Stored records ▸
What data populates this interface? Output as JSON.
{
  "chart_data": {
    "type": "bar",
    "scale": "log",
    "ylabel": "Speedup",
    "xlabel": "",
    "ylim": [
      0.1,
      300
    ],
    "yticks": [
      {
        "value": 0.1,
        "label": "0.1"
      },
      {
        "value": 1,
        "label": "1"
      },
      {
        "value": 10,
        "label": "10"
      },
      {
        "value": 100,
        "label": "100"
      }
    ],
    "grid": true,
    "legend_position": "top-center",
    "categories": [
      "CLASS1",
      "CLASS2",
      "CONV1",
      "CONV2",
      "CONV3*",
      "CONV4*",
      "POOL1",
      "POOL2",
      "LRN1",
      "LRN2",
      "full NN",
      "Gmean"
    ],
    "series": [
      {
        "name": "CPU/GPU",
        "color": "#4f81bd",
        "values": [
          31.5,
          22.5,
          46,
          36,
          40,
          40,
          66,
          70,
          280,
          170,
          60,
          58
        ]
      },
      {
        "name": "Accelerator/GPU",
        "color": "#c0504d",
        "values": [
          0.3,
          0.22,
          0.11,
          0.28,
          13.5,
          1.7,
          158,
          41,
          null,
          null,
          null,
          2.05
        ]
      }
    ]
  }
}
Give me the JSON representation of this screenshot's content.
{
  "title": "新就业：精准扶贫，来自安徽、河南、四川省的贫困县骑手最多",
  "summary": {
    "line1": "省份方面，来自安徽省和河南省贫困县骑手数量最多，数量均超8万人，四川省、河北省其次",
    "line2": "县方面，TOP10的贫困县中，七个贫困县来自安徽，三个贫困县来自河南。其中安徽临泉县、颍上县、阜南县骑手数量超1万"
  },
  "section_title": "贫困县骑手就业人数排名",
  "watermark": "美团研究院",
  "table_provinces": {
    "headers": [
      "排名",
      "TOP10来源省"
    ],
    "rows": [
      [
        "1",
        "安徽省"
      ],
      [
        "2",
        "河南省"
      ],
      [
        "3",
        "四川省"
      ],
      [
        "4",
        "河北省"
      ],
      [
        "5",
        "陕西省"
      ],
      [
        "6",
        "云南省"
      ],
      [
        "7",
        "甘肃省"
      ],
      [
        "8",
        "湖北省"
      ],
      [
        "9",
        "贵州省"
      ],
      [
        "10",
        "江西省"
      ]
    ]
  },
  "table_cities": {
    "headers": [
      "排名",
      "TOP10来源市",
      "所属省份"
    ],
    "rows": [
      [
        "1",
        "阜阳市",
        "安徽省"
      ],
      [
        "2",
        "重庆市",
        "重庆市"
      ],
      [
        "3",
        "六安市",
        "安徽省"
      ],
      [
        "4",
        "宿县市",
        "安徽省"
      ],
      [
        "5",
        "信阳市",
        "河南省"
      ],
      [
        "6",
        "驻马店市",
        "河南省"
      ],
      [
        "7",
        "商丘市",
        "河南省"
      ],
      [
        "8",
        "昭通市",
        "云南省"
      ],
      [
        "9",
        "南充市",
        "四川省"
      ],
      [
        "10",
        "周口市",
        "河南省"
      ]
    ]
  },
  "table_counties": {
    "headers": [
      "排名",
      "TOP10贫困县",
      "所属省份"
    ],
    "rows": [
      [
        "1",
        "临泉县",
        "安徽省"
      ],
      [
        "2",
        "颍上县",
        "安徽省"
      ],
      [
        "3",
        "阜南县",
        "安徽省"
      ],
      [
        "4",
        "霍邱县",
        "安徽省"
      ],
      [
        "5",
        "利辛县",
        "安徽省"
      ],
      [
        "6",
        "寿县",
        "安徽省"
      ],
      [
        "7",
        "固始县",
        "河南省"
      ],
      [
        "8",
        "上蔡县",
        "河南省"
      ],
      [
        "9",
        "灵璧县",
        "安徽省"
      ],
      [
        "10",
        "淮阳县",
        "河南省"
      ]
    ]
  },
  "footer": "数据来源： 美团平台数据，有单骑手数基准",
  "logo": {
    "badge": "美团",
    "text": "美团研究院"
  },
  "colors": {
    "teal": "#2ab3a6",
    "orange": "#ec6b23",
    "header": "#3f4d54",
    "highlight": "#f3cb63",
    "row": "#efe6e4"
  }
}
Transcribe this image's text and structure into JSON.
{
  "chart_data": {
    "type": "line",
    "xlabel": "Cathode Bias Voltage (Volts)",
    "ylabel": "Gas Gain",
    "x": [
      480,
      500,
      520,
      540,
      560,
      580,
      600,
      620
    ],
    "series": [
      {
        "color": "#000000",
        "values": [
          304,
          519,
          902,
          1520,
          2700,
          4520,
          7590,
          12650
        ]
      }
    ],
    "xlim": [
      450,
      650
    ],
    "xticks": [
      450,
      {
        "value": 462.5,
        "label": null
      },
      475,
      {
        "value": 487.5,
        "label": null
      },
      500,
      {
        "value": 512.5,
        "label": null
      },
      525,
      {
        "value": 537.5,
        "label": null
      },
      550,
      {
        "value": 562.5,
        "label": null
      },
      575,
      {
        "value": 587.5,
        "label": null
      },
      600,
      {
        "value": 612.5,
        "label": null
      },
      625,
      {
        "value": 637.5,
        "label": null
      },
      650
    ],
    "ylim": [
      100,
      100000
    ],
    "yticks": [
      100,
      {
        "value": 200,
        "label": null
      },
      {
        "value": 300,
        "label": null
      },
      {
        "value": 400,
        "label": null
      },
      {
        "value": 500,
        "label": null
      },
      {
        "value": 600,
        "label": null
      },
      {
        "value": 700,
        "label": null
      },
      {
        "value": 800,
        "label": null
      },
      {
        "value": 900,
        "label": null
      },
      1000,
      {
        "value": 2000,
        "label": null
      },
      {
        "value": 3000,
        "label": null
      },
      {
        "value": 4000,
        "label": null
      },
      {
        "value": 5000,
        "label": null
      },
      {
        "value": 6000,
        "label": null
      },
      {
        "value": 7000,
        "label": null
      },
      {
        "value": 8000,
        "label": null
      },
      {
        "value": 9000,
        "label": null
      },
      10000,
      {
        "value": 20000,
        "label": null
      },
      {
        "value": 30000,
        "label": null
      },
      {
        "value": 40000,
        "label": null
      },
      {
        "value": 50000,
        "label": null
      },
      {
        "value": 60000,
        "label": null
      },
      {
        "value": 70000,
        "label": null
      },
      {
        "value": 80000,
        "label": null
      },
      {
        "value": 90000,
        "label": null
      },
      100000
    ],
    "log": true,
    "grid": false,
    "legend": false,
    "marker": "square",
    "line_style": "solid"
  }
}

What this task involves ▸ Give all the records again. Match them exactly.

Answer to this task ▸
What data populates this interface? Output as JSON.
{
  "chart_data": {
    "type": "bar",
    "scale": "log",
    "ylabel": "Speedup",
    "xlabel": "",
    "ylim": [
      0.1,
      300
    ],
    "yticks": [
      {
        "value": 0.1,
        "label": "0.1"
      },
      {
        "value": 1,
        "label": "1"
      },
      {
        "value": 10,
        "label": "10"
      },
      {
        "value": 100,
        "label": "100"
      }
    ],
    "grid": true,
    "legend_position": "top-center",
    "categories": [
      "CLASS1",
      "CLASS2",
      "CONV1",
      "CONV2",
      "CONV3*",
      "CONV4*",
      "POOL1",
      "POOL2",
      "LRN1",
      "LRN2",
      "full NN",
      "Gmean"
    ],
    "series": [
      {
        "name": "CPU/GPU",
        "color": "#4f81bd",
        "values": [
          31.5,
          22.5,
          46,
          36,
          40,
          40,
          66,
          70,
          280,
          170,
          60,
          58
        ]
      },
      {
        "name": "Accelerator/GPU",
        "color": "#c0504d",
        "values": [
          0.3,
          0.22,
          0.11,
          0.28,
          13.5,
          1.7,
          158,
          41,
          null,
          null,
          null,
          2.05
        ]
      }
    ]
  }
}
Give me the JSON representation of this screenshot's content.
{
  "title": "新就业：精准扶贫，来自安徽、河南、四川省的贫困县骑手最多",
  "summary": {
    "line1": "省份方面，来自安徽省和河南省贫困县骑手数量最多，数量均超8万人，四川省、河北省其次",
    "line2": "县方面，TOP10的贫困县中，七个贫困县来自安徽，三个贫困县来自河南。其中安徽临泉县、颍上县、阜南县骑手数量超1万"
  },
  "section_title": "贫困县骑手就业人数排名",
  "watermark": "美团研究院",
  "table_provinces": {
    "headers": [
      "排名",
      "TOP10来源省"
    ],
    "rows": [
      [
        "1",
        "安徽省"
      ],
      [
        "2",
        "河南省"
      ],
      [
        "3",
        "四川省"
      ],
      [
        "4",
        "河北省"
      ],
      [
        "5",
        "陕西省"
      ],
      [
        "6",
        "云南省"
      ],
      [
        "7",
        "甘肃省"
      ],
      [
        "8",
        "湖北省"
      ],
      [
        "9",
        "贵州省"
      ],
      [
        "10",
        "江西省"
      ]
    ]
  },
  "table_cities": {
    "headers": [
      "排名",
      "TOP10来源市",
      "所属省份"
    ],
    "rows": [
      [
        "1",
        "阜阳市",
        "安徽省"
      ],
      [
        "2",
        "重庆市",
        "重庆市"
      ],
      [
        "3",
        "六安市",
        "安徽省"
      ],
      [
        "4",
        "宿县市",
        "安徽省"
      ],
      [
        "5",
        "信阳市",
        "河南省"
      ],
      [
        "6",
        "驻马店市",
        "河南省"
      ],
      [
        "7",
        "商丘市",
        "河南省"
      ],
      [
        "8",
        "昭通市",
        "云南省"
      ],
      [
        "9",
        "南充市",
        "四川省"
      ],
      [
        "10",
        "周口市",
        "河南省"
      ]
    ]
  },
  "table_counties": {
    "headers": [
      "排名",
      "TOP10贫困县",
      "所属省份"
    ],
    "rows": [
      [
        "1",
        "临泉县",
        "安徽省"
      ],
      [
        "2",
        "颍上县",
        "安徽省"
      ],
      [
        "3",
        "阜南县",
        "安徽省"
      ],
      [
        "4",
        "霍邱县",
        "安徽省"
      ],
      [
        "5",
        "利辛县",
        "安徽省"
      ],
      [
        "6",
        "寿县",
        "安徽省"
      ],
      [
        "7",
        "固始县",
        "河南省"
      ],
      [
        "8",
        "上蔡县",
        "河南省"
      ],
      [
        "9",
        "灵璧县",
        "安徽省"
      ],
      [
        "10",
        "淮阳县",
        "河南省"
      ]
    ]
  },
  "footer": "数据来源： 美团平台数据，有单骑手数基准",
  "logo": {
    "badge": "美团",
    "text": "美团研究院"
  },
  "colors": {
    "teal": "#2ab3a6",
    "orange": "#ec6b23",
    "header": "#3f4d54",
    "highlight": "#f3cb63",
    "row": "#efe6e4"
  }
}
Transcribe this image's text and structure into JSON.
{
  "chart_data": {
    "type": "line",
    "xlabel": "Cathode Bias Voltage (Volts)",
    "ylabel": "Gas Gain",
    "x": [
      480,
      500,
      520,
      540,
      560,
      580,
      600,
      620
    ],
    "series": [
      {
        "color": "#000000",
        "values": [
          304,
          519,
          902,
          1520,
          2700,
          4520,
          7590,
          12650
        ]
      }
    ],
    "xlim": [
      450,
      650
    ],
    "xticks": [
      450,
      {
        "value": 462.5,
        "label": null
      },
      475,
      {
        "value": 487.5,
        "label": null
      },
      500,
      {
        "value": 512.5,
        "label": null
      },
      525,
      {
        "value": 537.5,
        "label": null
      },
      550,
      {
        "value": 562.5,
        "label": null
      },
      575,
      {
        "value": 587.5,
        "label": null
      },
      600,
      {
        "value": 612.5,
        "label": null
      },
      625,
      {
        "value": 637.5,
        "label": null
      },
      650
    ],
    "ylim": [
      100,
      100000
    ],
    "yticks": [
      100,
      {
        "value": 200,
        "label": null
      },
      {
        "value": 300,
        "label": null
      },
      {
        "value": 400,
        "label": null
      },
      {
        "value": 500,
        "label": null
      },
      {
        "value": 600,
        "label": null
      },
      {
        "value": 700,
        "label": null
      },
      {
        "value": 800,
        "label": null
      },
      {
        "value": 900,
        "label": null
      },
      1000,
      {
        "value": 2000,
        "label": null
      },
      {
        "value": 3000,
        "label": null
      },
      {
        "value": 4000,
        "label": null
      },
      {
        "value": 5000,
        "label": null
      },
      {
        "value": 6000,
        "label": null
      },
      {
        "value": 7000,
        "label": null
      },
      {
        "value": 8000,
        "label": null
      },
      {
        "value": 9000,
        "label": null
      },
      10000,
      {
        "value": 20000,
        "label": null
      },
      {
        "value": 30000,
        "label": null
      },
      {
        "value": 40000,
        "label": null
      },
      {
        "value": 50000,
        "label": null
      },
      {
        "value": 60000,
        "label": null
      },
      {
        "value": 70000,
        "label": null
      },
      {
        "value": 80000,
        "label": null
      },
      {
        "value": 90000,
        "label": null
      },
      100000
    ],
    "log": true,
    "grid": false,
    "legend": false,
    "marker": "square",
    "line_style": "solid"
  }
}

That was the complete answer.